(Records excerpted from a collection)
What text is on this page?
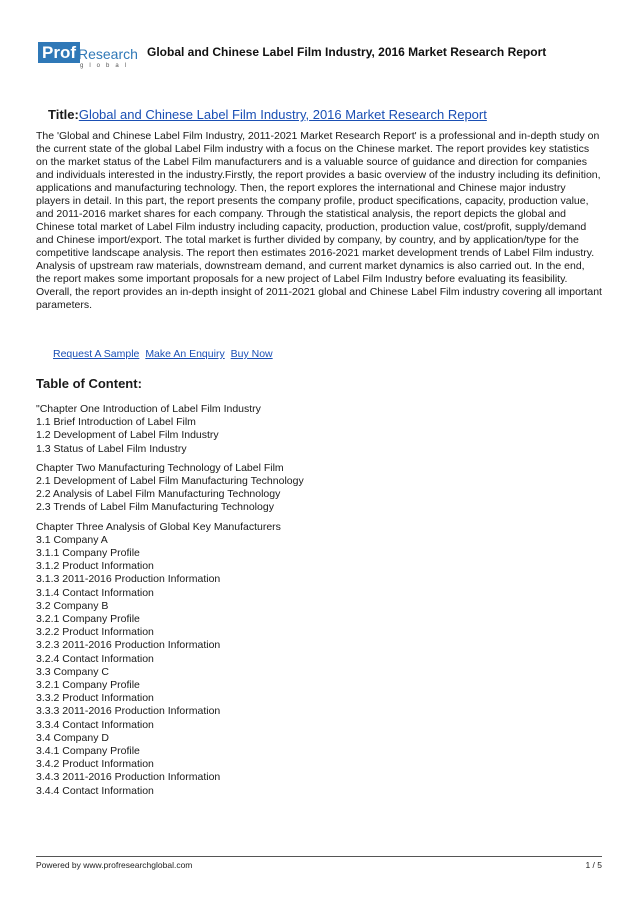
Prof Research
global
Global and Chinese Label Film Industry, 2016 Market Research Report
Title:Global and Chinese Label Film Industry, 2016 Market Research Report

The 'Global and Chinese Label Film Industry, 2011-2021 Market Research Report' is a professional and in-depth study on the current state of the global Label Film industry with a focus on the Chinese market. The report provides key statistics on the market status of the Label Film manufacturers and is a valuable source of guidance and direction for companies and individuals interested in the industry.Firstly, the report provides a basic overview of the industry including its definition, applications and manufacturing technology. Then, the report explores the international and Chinese major industry players in detail. In this part, the report presents the company profile, product specifications, capacity, production value, and 2011-2016 market shares for each company. Through the statistical analysis, the report depicts the global and Chinese total market of Label Film industry including capacity, production, production value, cost/profit, supply/demand and Chinese import/export. The total market is further divided by company, by country, and by application/type for the competitive landscape analysis. The report then estimates 2016-2021 market development trends of Label Film industry. Analysis of upstream raw materials, downstream demand, and current market dynamics is also carried out. In the end, the report makes some important proposals for a new project of Label Film Industry before evaluating its feasibility. Overall, the report provides an in-depth insight of 2011-2021 global and Chinese Label Film industry covering all important parameters.

Request A Sample Make An Enquiry Buy Now
Table of Content:
"Chapter One Introduction of Label Film Industry
1.1 Brief Introduction of Label Film
1.2 Development of Label Film Industry
1.3 Status of Label Film Industry
Chapter Two Manufacturing Technology of Label Film
2.1 Development of Label Film Manufacturing Technology
2.2 Analysis of Label Film Manufacturing Technology
2.3 Trends of Label Film Manufacturing Technology
Chapter Three Analysis of Global Key Manufacturers
3.1 Company A
3.1.1 Company Profile
3.1.2 Product Information
3.1.3 2011-2016 Production Information
3.1.4 Contact Information
3.2 Company B
3.2.1 Company Profile
3.2.2 Product Information
3.2.3 2011-2016 Production Information
3.2.4 Contact Information
3.3 Company C
3.2.1 Company Profile
3.3.2 Product Information
3.3.3 2011-2016 Production Information
3.3.4 Contact Information
3.4 Company D
3.4.1 Company Profile
3.4.2 Product Information
3.4.3 2011-2016 Production Information
3.4.4 Contact Information
Powered by www.profresearchglobal.com	1 / 5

WHAT TO WORK ON:
Search the records for the word "this" and copy every line where it occurs.

OUTPUT:
What text is on this page?
The 'Global and Chinese Label Film Industry, 2011-2021 Market Research Report' is a professional and in-depth study on the current state of the global Label Film industry with a focus on the Chinese market. The report provides key statistics on the market status of the Label Film manufacturers and is a valuable source of guidance and direction for companies and individuals interested in the industry.Firstly, the report provides a basic overview of the industry including its definition, applications and manufacturing technology. Then, the report explores the international and Chinese major industry players in detail. In this part, the report presents the company profile, product specifications, capacity, production value, and 2011-2016 market shares for each company. Through the statistical analysis, the report depicts the global and Chinese total market of Label Film industry including capacity, production, production value, cost/profit, supply/demand and Chinese import/export. The total market is further divided by company, by country, and by application/type for the competitive landscape analysis. The report then estimates 2016-2021 market development trends of Label Film industry. Analysis of upstream raw materials, downstream demand, and current market dynamics is also carried out. In the end, the report makes some important proposals for a new project of Label Film Industry before evaluating its feasibility. Overall, the report provides an in-depth insight of 2011-2021 global and Chinese Label Film industry covering all important parameters.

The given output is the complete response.